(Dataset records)
-------
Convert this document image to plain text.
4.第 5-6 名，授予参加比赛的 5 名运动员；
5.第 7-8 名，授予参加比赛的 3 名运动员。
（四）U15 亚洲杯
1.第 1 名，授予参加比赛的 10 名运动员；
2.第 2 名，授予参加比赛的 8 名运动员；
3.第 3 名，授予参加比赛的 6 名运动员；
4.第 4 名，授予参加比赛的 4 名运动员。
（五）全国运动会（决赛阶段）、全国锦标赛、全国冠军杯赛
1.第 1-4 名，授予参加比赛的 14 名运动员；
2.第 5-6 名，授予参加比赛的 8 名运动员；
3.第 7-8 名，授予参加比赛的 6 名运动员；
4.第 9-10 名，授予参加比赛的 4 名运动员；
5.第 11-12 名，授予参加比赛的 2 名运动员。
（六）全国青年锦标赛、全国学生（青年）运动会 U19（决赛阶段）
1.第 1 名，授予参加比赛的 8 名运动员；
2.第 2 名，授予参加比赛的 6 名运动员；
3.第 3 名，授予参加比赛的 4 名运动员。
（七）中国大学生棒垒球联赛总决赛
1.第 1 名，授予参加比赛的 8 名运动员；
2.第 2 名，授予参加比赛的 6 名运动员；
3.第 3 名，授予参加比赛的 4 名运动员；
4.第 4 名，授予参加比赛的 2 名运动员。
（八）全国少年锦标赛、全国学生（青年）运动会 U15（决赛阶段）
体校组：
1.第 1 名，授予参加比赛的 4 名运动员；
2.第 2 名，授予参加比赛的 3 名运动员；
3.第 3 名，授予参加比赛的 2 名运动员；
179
-------
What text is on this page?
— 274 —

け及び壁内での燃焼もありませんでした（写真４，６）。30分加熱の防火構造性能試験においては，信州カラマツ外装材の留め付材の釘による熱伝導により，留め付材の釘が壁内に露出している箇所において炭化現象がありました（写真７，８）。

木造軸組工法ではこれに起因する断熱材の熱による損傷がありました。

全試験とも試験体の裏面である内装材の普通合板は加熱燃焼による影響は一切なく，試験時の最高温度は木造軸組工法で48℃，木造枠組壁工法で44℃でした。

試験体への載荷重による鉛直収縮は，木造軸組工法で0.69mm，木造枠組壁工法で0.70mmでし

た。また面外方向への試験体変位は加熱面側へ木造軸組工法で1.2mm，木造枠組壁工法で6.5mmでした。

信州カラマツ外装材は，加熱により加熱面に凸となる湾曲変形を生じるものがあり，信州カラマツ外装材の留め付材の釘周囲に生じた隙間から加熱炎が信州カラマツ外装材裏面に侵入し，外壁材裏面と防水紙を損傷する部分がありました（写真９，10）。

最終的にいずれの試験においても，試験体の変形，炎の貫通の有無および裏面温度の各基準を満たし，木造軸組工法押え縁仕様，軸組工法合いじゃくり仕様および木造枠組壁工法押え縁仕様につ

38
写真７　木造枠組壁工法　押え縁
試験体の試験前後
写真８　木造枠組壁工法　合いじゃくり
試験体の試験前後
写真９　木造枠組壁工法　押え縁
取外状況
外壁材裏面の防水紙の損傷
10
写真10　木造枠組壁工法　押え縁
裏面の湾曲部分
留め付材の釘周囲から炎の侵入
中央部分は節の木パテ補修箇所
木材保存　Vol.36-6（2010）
-------
Objective ▸
In the material above, how many lines hold the word "决赛阶段"? Say only the number.

Complete answer ▸
3